**Written problem**
Would you output the whole listing below, exactly as it reads?

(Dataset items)
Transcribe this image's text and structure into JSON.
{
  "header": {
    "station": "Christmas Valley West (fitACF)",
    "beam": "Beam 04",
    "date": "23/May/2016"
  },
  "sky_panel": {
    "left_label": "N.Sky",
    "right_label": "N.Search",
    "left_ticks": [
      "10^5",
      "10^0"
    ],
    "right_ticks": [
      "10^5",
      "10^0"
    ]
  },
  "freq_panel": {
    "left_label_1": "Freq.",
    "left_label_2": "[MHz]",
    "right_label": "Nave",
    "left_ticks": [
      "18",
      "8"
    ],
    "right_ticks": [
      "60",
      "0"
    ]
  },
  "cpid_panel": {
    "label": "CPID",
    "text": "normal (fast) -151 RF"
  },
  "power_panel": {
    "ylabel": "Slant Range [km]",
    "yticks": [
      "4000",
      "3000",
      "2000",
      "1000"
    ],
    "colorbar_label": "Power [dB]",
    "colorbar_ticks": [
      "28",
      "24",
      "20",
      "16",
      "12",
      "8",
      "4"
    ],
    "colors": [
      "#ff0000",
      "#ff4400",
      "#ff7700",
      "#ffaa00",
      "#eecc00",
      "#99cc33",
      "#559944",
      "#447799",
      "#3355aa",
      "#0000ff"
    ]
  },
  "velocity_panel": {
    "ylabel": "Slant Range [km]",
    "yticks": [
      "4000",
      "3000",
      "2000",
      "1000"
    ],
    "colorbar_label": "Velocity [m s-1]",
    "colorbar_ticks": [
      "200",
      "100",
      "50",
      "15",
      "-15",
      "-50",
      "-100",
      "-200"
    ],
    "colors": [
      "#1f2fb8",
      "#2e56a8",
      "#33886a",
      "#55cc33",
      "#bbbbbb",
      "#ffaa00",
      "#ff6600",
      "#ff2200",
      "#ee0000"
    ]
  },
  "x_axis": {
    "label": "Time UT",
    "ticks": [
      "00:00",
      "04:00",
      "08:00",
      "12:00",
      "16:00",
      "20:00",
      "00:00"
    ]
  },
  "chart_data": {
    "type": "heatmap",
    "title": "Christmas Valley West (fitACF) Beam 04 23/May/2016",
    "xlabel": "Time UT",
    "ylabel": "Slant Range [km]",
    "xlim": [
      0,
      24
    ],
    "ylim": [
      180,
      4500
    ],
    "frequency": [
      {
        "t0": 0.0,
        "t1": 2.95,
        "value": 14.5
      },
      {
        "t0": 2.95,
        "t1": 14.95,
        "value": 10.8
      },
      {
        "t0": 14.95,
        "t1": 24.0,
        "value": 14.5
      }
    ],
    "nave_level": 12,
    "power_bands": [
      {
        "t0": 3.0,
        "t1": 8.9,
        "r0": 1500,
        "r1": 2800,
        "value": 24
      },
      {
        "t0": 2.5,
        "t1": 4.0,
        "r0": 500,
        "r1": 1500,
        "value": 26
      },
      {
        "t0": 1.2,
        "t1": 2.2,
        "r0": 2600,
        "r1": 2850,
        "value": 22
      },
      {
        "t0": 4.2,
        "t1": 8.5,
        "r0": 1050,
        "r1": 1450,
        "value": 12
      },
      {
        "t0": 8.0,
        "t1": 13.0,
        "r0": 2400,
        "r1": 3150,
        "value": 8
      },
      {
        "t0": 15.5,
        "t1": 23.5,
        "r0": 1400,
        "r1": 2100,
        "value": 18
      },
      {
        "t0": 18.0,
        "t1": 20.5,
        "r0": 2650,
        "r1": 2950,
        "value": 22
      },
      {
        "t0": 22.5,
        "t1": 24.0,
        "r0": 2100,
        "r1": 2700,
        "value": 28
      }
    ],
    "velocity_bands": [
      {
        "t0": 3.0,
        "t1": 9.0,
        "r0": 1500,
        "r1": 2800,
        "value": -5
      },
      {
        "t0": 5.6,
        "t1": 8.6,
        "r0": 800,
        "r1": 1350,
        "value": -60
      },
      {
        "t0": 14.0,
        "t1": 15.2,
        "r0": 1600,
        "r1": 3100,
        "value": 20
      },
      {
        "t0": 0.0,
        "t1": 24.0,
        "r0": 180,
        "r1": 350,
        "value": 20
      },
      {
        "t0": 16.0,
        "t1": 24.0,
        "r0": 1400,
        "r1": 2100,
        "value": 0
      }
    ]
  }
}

**Solved exercise**
Transcribe this image's text and structure into JSON.
{
  "header": {
    "station": "Christmas Valley West (fitACF)",
    "beam": "Beam 04",
    "date": "23/May/2016"
  },
  "sky_panel": {
    "left_label": "N.Sky",
    "right_label": "N.Search",
    "left_ticks": [
      "10^5",
      "10^0"
    ],
    "right_ticks": [
      "10^5",
      "10^0"
    ]
  },
  "freq_panel": {
    "left_label_1": "Freq.",
    "left_label_2": "[MHz]",
    "right_label": "Nave",
    "left_ticks": [
      "18",
      "8"
    ],
    "right_ticks": [
      "60",
      "0"
    ]
  },
  "cpid_panel": {
    "label": "CPID",
    "text": "normal (fast) -151 RF"
  },
  "power_panel": {
    "ylabel": "Slant Range [km]",
    "yticks": [
      "4000",
      "3000",
      "2000",
      "1000"
    ],
    "colorbar_label": "Power [dB]",
    "colorbar_ticks": [
      "28",
      "24",
      "20",
      "16",
      "12",
      "8",
      "4"
    ],
    "colors": [
      "#ff0000",
      "#ff4400",
      "#ff7700",
      "#ffaa00",
      "#eecc00",
      "#99cc33",
      "#559944",
      "#447799",
      "#3355aa",
      "#0000ff"
    ]
  },
  "velocity_panel": {
    "ylabel": "Slant Range [km]",
    "yticks": [
      "4000",
      "3000",
      "2000",
      "1000"
    ],
    "colorbar_label": "Velocity [m s-1]",
    "colorbar_ticks": [
      "200",
      "100",
      "50",
      "15",
      "-15",
      "-50",
      "-100",
      "-200"
    ],
    "colors": [
      "#1f2fb8",
      "#2e56a8",
      "#33886a",
      "#55cc33",
      "#bbbbbb",
      "#ffaa00",
      "#ff6600",
      "#ff2200",
      "#ee0000"
    ]
  },
  "x_axis": {
    "label": "Time UT",
    "ticks": [
      "00:00",
      "04:00",
      "08:00",
      "12:00",
      "16:00",
      "20:00",
      "00:00"
    ]
  },
  "chart_data": {
    "type": "heatmap",
    "title": "Christmas Valley West (fitACF) Beam 04 23/May/2016",
    "xlabel": "Time UT",
    "ylabel": "Slant Range [km]",
    "xlim": [
      0,
      24
    ],
    "ylim": [
      180,
      4500
    ],
    "frequency": [
      {
        "t0": 0.0,
        "t1": 2.95,
        "value": 14.5
      },
      {
        "t0": 2.95,
        "t1": 14.95,
        "value": 10.8
      },
      {
        "t0": 14.95,
        "t1": 24.0,
        "value": 14.5
      }
    ],
    "nave_level": 12,
    "power_bands": [
      {
        "t0": 3.0,
        "t1": 8.9,
        "r0": 1500,
        "r1": 2800,
        "value": 24
      },
      {
        "t0": 2.5,
        "t1": 4.0,
        "r0": 500,
        "r1": 1500,
        "value": 26
      },
      {
        "t0": 1.2,
        "t1": 2.2,
        "r0": 2600,
        "r1": 2850,
        "value": 22
      },
      {
        "t0": 4.2,
        "t1": 8.5,
        "r0": 1050,
        "r1": 1450,
        "value": 12
      },
      {
        "t0": 8.0,
        "t1": 13.0,
        "r0": 2400,
        "r1": 3150,
        "value": 8
      },
      {
        "t0": 15.5,
        "t1": 23.5,
        "r0": 1400,
        "r1": 2100,
        "value": 18
      },
      {
        "t0": 18.0,
        "t1": 20.5,
        "r0": 2650,
        "r1": 2950,
        "value": 22
      },
      {
        "t0": 22.5,
        "t1": 24.0,
        "r0": 2100,
        "r1": 2700,
        "value": 28
      }
    ],
    "velocity_bands": [
      {
        "t0": 3.0,
        "t1": 9.0,
        "r0": 1500,
        "r1": 2800,
        "value": -5
      },
      {
        "t0": 5.6,
        "t1": 8.6,
        "r0": 800,
        "r1": 1350,
        "value": -60
      },
      {
        "t0": 14.0,
        "t1": 15.2,
        "r0": 1600,
        "r1": 3100,
        "value": 20
      },
      {
        "t0": 0.0,
        "t1": 24.0,
        "r0": 180,
        "r1": 350,
        "value": 20
      },
      {
        "t0": 16.0,
        "t1": 24.0,
        "r0": 1400,
        "r1": 2100,
        "value": 0
      }
    ]
  }
}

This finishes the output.